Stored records
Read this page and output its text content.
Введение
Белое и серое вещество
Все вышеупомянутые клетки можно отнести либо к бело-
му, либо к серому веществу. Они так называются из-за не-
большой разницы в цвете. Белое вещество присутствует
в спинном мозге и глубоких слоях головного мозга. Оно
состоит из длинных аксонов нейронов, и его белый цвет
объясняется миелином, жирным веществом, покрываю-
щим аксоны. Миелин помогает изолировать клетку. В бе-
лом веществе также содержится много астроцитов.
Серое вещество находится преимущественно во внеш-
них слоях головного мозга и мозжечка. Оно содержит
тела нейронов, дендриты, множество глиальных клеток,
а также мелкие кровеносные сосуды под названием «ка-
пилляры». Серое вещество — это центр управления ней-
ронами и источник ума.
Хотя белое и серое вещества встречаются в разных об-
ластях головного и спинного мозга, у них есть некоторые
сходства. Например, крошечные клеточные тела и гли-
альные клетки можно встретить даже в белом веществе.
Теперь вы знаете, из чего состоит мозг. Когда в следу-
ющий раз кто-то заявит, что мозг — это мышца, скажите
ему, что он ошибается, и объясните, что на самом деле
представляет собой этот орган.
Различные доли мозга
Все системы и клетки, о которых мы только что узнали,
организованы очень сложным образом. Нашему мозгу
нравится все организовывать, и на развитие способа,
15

---

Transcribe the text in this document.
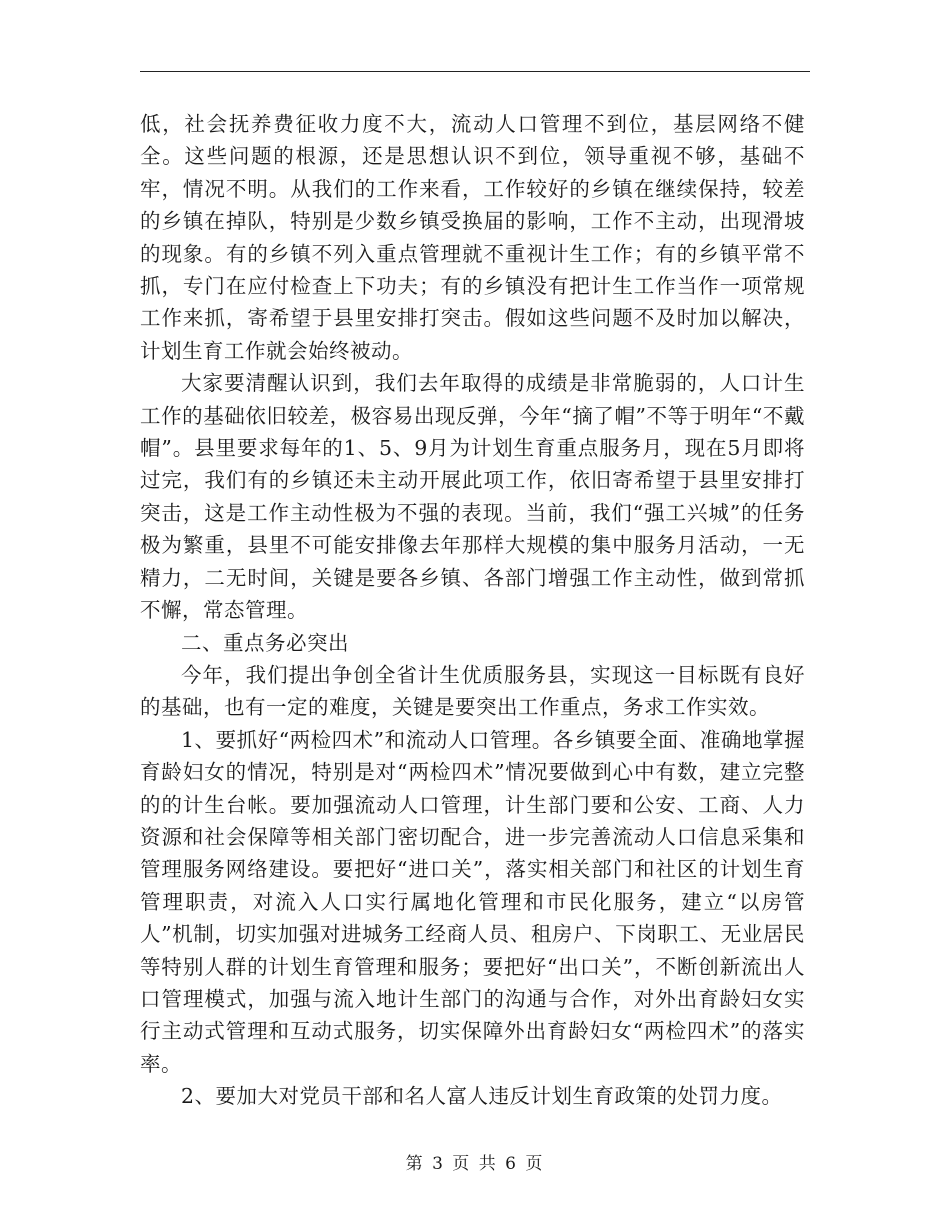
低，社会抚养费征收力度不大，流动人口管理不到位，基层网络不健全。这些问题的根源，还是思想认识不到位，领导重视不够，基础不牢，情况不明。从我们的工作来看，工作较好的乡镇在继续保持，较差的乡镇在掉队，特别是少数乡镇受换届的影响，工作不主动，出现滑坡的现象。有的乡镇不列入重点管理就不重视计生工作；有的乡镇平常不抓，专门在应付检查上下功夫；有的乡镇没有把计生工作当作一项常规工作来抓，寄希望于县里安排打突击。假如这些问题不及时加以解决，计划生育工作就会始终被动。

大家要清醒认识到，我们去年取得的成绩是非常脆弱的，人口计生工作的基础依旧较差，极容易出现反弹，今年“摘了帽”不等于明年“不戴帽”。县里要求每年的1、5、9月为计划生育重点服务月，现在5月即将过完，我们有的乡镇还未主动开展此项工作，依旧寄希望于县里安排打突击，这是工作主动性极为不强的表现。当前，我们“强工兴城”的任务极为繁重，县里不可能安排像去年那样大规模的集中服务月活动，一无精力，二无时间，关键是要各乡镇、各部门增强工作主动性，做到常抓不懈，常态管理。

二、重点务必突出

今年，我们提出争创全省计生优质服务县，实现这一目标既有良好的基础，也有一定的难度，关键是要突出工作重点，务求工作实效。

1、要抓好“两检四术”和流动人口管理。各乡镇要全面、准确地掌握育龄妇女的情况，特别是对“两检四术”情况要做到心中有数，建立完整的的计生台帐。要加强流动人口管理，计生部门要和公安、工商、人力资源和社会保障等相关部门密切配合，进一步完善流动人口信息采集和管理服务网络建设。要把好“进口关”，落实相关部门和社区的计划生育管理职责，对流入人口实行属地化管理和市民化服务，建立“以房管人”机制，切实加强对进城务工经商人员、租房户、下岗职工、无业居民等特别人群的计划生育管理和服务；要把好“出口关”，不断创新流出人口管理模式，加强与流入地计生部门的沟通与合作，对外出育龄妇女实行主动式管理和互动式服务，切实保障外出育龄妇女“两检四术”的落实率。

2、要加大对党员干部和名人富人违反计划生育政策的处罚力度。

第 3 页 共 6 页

Given problem - Where a line holds "мозга", copy that line.

Response -
в спинном мозге и глубоких слоях головного мозга. Оно
них слоях головного мозга и мозжечка. Оно содержит
ластях головного и спинного мозга, у них есть некоторые
Различные доли мозга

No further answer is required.